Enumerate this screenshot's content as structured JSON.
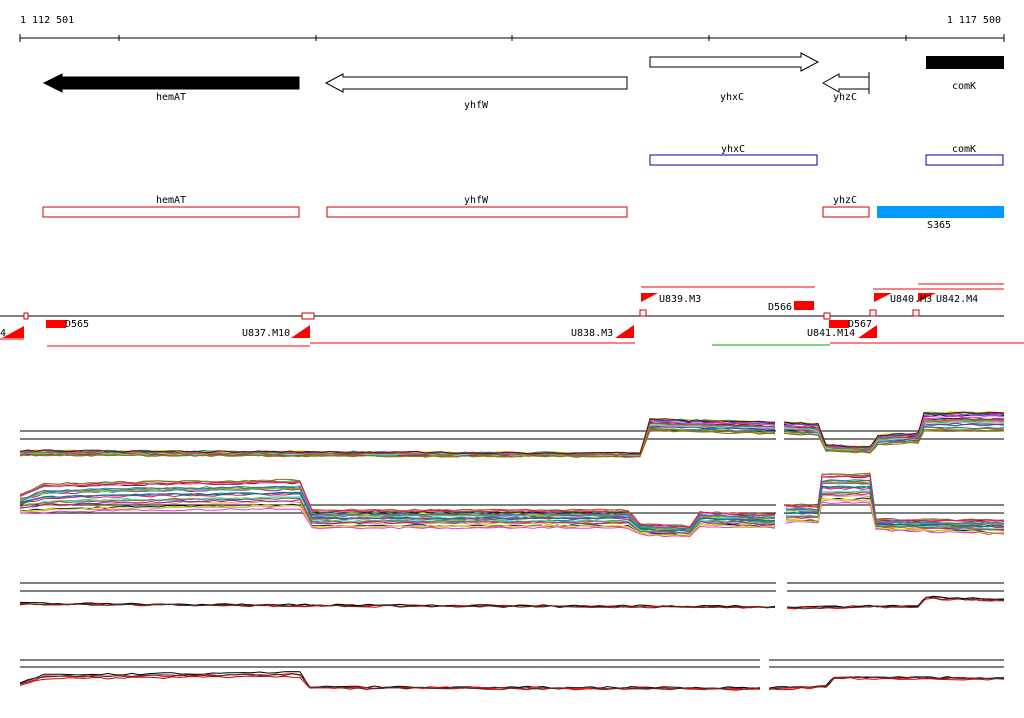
{
  "ruler": {
    "start": "1 112 501",
    "end": "1 117 500"
  },
  "genes": [
    {
      "id": "hemAT",
      "label": "hemAT",
      "strand": "-",
      "style": "filled"
    },
    {
      "id": "yhfW",
      "label": "yhfW",
      "strand": "-",
      "style": "outline"
    },
    {
      "id": "yhxC",
      "label": "yhxC",
      "strand": "+",
      "style": "outline"
    },
    {
      "id": "yhzC",
      "label": "yhzC",
      "strand": "-",
      "style": "outline"
    },
    {
      "id": "comK",
      "label": "comK",
      "strand": "+",
      "style": "filled"
    }
  ],
  "blue_track": [
    {
      "id": "yhxC",
      "label": "yhxC"
    },
    {
      "id": "comK",
      "label": "comK"
    }
  ],
  "red_track": [
    {
      "id": "hemAT",
      "label": "hemAT"
    },
    {
      "id": "yhfW",
      "label": "yhfW"
    },
    {
      "id": "yhzC",
      "label": "yhzC"
    }
  ],
  "feature_S365": {
    "label": "S365",
    "color": "#0099ff"
  },
  "transcripts": {
    "clipped_left": "4",
    "D565": "D565",
    "U837": "U837.M10",
    "U838": "U838.M3",
    "U839": "U839.M3",
    "D566": "D566",
    "U840": "U840.M3",
    "U842": "U842.M4",
    "U841": "U841.M14",
    "D567": "D567"
  },
  "colors": {
    "gene_filled": "#000000",
    "blue_outline": "#0000aa",
    "red_outline": "#cc0000",
    "marker_red": "#ff0000",
    "expr_green": "#00aa00"
  }
}
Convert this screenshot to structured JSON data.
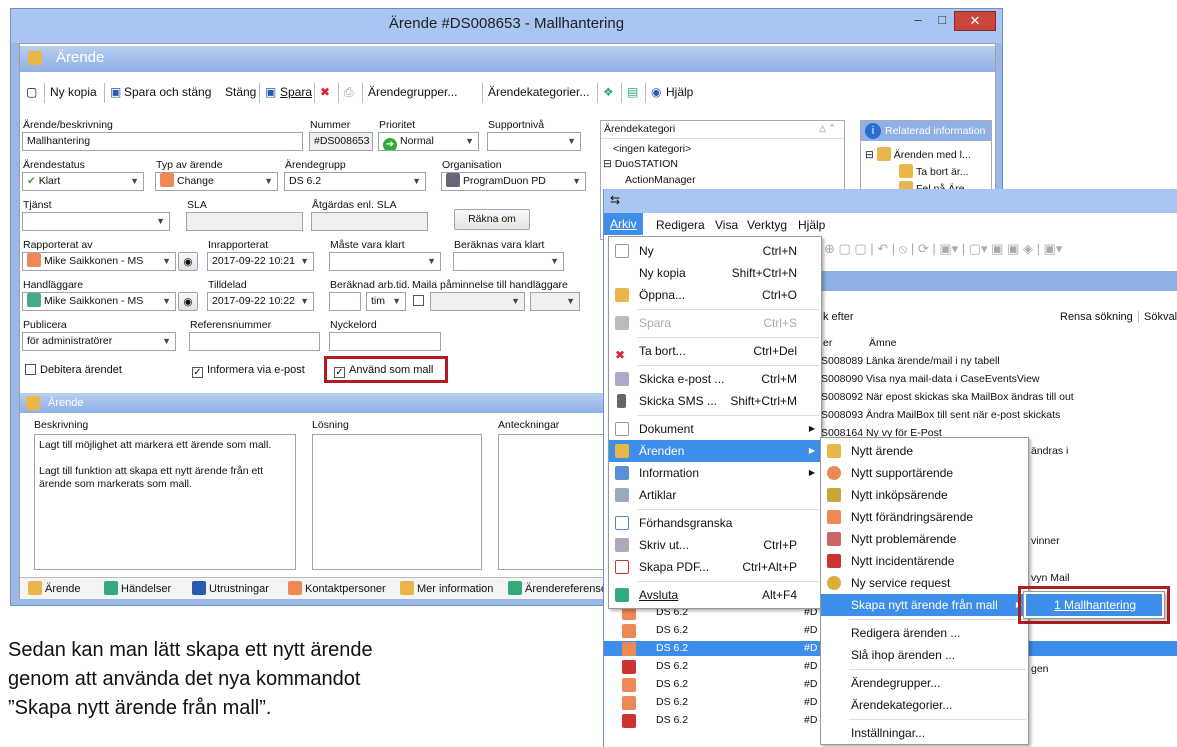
{
  "main_window": {
    "title": "Ärende #DS008653 - Mallhantering",
    "header": "Ärende",
    "toolbar": [
      "Ny kopia",
      "Spara och stäng",
      "Stäng",
      "Spara",
      "Ärendegrupper...",
      "Ärendekategorier...",
      "Hjälp"
    ],
    "form": {
      "beskrivning_label": "Ärende/beskrivning",
      "beskrivning_value": "Mallhantering",
      "nummer_label": "Nummer",
      "nummer_value": "#DS008653",
      "prioritet_label": "Prioritet",
      "prioritet_value": "Normal",
      "supportniva_label": "Supportnivå",
      "status_label": "Ärendestatus",
      "status_value": "Klart",
      "typ_label": "Typ av ärende",
      "typ_value": "Change",
      "grupp_label": "Ärendegrupp",
      "grupp_value": "DS 6.2",
      "org_label": "Organisation",
      "org_value": "ProgramDuon PD",
      "tjanst_label": "Tjänst",
      "sla_label": "SLA",
      "atgardas_label": "Åtgärdas enl. SLA",
      "rakna_button": "Räkna om",
      "rapporterat_label": "Rapporterat av",
      "rapporterat_value": "Mike Saikkonen - MS",
      "inrapporterat_label": "Inrapporterat",
      "inrapporterat_value": "2017-09-22 10:21",
      "maste_label": "Måste vara klart",
      "beraknas_label": "Beräknas vara klart",
      "handlaggare_label": "Handläggare",
      "handlaggare_value": "Mike Saikkonen - MS",
      "tilldelad_label": "Tilldelad",
      "tilldelad_value": "2017-09-22 10:22",
      "arbtid_label": "Beräknad arb.tid.",
      "arbtid_unit": "tim",
      "maila_label": "Maila påminnelse till handläggare",
      "publicera_label": "Publicera",
      "publicera_value": "för administratörer",
      "referens_label": "Referensnummer",
      "nyckelord_label": "Nyckelord",
      "debitera_label": "Debitera ärendet",
      "informera_label": "Informera via e-post",
      "mall_label": "Använd som mall"
    },
    "category_panel": {
      "header": "Ärendekategori",
      "items": [
        "<ingen kategori>",
        "DuoSTATION",
        "ActionManager"
      ]
    },
    "related": {
      "header": "Relaterad information",
      "items": [
        "Ärenden med l...",
        "Ta bort är...",
        "Fel på Äre..."
      ]
    },
    "section2_header": "Ärende",
    "beskrivning_box": {
      "label": "Beskrivning",
      "text": "Lagt till möjlighet att markera ett ärende som mall.\n\nLagt till funktion att skapa ett nytt ärende från ett ärende som markerats som mall."
    },
    "losning_label": "Lösning",
    "anteckningar_label": "Anteckningar",
    "tabs": [
      "Ärende",
      "Händelser",
      "Utrustningar",
      "Kontaktpersoner",
      "Mer information",
      "Ärendereferenser"
    ]
  },
  "list_window": {
    "menubar": [
      "Arkiv",
      "Redigera",
      "Visa",
      "Verktyg",
      "Hjälp"
    ],
    "search_label": "k efter",
    "rensa": "Rensa sökning",
    "sokval": "Sökval",
    "col_nr": "er",
    "col_amne": "Ämne",
    "rows_top": [
      {
        "nr": "S008089",
        "text": "Länka ärende/mail i ny tabell"
      },
      {
        "nr": "S008090",
        "text": "Visa nya mail-data i CaseEventsView"
      },
      {
        "nr": "S008092",
        "text": "När epost skickas ska MailBox ändras till out"
      },
      {
        "nr": "S008093",
        "text": "Ändra MailBox till sent när e-post skickats"
      },
      {
        "nr": "S008164",
        "text": "Ny vy för E-Post"
      }
    ],
    "partial_text": [
      "ändras i",
      "vinner",
      "vyn Mail",
      "gen"
    ],
    "rows_bottom": [
      {
        "group": "DS 6.2",
        "nr": "#D"
      },
      {
        "group": "DS 6.2",
        "nr": "#D"
      },
      {
        "group": "DS 6.2",
        "nr": "#D"
      },
      {
        "group": "DS 6.2",
        "nr": "#D"
      },
      {
        "group": "DS 6.2",
        "nr": "#D"
      },
      {
        "group": "DS 6.2",
        "nr": "#D"
      },
      {
        "group": "DS 6.2",
        "nr": "#D"
      }
    ]
  },
  "arkiv_menu": [
    {
      "label": "Ny",
      "key": "Ctrl+N"
    },
    {
      "label": "Ny kopia",
      "key": "Shift+Ctrl+N"
    },
    {
      "label": "Öppna...",
      "key": "Ctrl+O"
    },
    {
      "label": "Spara",
      "key": "Ctrl+S"
    },
    {
      "label": "Ta bort...",
      "key": "Ctrl+Del"
    },
    {
      "label": "Skicka e-post ...",
      "key": "Ctrl+M"
    },
    {
      "label": "Skicka SMS ...",
      "key": "Shift+Ctrl+M"
    },
    {
      "label": "Dokument",
      "key": ""
    },
    {
      "label": "Ärenden",
      "key": ""
    },
    {
      "label": "Information",
      "key": ""
    },
    {
      "label": "Artiklar",
      "key": ""
    },
    {
      "label": "Förhandsgranska",
      "key": ""
    },
    {
      "label": "Skriv ut...",
      "key": "Ctrl+P"
    },
    {
      "label": "Skapa PDF...",
      "key": "Ctrl+Alt+P"
    },
    {
      "label": "Avsluta",
      "key": "Alt+F4"
    }
  ],
  "arenden_submenu": [
    "Nytt ärende",
    "Nytt supportärende",
    "Nytt inköpsärende",
    "Nytt förändringsärende",
    "Nytt problemärende",
    "Nytt incidentärende",
    "Ny service request",
    "Skapa nytt ärende från mall",
    "Redigera ärenden ...",
    "Slå ihop ärenden ...",
    "Ärendegrupper...",
    "Ärendekategorier...",
    "Inställningar..."
  ],
  "mall_submenu": [
    "1 Mallhantering"
  ],
  "caption": "Sedan kan man lätt skapa ett nytt ärende\ngenom att använda det nya kommandot\n”Skapa nytt ärende från mall”."
}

────

Exercise objective » The lines to return are those with the string "Visa" in them; copy each from the entries above.

Solution to this task »
      "Visa",
        "text": "Visa nya mail-data i CaseEventsView"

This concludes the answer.